> **Exercise brief**:
Collect every row below that contains the word "Fracture" and copy each of those rows in full.

> **Input data**:

= = = =

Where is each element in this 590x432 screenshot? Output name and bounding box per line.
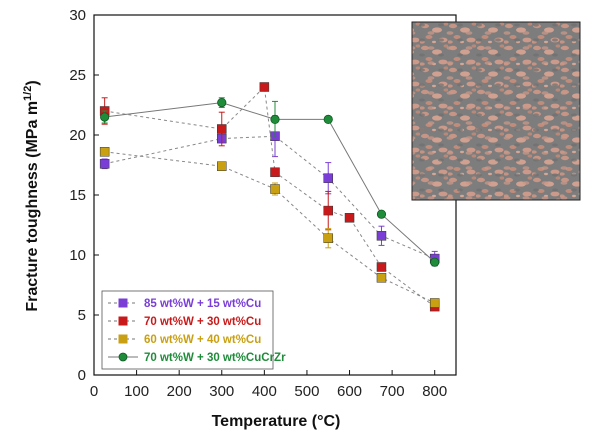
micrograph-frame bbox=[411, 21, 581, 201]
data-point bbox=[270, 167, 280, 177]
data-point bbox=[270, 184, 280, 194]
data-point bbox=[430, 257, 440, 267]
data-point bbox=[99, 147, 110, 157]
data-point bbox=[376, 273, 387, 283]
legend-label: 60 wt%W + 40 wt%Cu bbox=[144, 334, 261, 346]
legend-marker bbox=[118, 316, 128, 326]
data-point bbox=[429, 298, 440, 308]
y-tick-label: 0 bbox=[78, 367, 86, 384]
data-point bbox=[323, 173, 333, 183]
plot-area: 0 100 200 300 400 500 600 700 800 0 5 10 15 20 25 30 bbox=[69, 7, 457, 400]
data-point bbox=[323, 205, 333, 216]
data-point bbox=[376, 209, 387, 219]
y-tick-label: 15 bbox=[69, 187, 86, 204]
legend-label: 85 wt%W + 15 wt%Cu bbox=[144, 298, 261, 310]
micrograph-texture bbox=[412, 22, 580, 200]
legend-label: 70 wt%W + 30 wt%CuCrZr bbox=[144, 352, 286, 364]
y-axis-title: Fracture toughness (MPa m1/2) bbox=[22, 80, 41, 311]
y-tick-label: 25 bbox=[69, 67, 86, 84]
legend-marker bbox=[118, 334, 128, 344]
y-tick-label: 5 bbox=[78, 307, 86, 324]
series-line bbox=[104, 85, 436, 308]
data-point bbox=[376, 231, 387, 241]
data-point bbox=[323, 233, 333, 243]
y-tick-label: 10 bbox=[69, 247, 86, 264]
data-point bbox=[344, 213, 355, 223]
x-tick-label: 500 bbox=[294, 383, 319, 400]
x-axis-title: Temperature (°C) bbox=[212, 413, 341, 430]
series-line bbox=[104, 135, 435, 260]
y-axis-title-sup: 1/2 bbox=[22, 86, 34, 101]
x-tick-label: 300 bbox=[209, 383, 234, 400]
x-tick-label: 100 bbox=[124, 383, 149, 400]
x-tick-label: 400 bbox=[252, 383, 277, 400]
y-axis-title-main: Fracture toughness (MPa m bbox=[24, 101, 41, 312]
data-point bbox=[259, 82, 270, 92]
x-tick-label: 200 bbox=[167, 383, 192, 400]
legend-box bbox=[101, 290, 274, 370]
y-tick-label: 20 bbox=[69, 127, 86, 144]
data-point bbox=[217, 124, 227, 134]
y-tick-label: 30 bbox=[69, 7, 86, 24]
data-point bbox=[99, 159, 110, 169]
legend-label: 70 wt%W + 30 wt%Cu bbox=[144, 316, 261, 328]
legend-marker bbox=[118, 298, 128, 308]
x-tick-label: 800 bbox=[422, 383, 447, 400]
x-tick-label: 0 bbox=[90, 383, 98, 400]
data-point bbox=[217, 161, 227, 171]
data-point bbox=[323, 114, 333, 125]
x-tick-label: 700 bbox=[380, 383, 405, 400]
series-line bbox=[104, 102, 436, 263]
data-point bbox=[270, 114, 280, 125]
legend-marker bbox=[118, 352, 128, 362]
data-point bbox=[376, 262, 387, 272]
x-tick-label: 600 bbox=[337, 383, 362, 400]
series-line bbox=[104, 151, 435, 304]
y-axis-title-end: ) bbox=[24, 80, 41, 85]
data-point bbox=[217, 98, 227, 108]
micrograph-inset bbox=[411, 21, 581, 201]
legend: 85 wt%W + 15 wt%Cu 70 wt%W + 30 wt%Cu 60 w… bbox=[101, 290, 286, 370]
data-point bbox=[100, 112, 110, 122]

= = = =

> **Solution to this problem**:
y-axis-title: Fracture toughness (MPa m1/2) bbox=[22, 80, 41, 311]
y-axis-title-main: Fracture toughness (MPa m bbox=[24, 101, 41, 312]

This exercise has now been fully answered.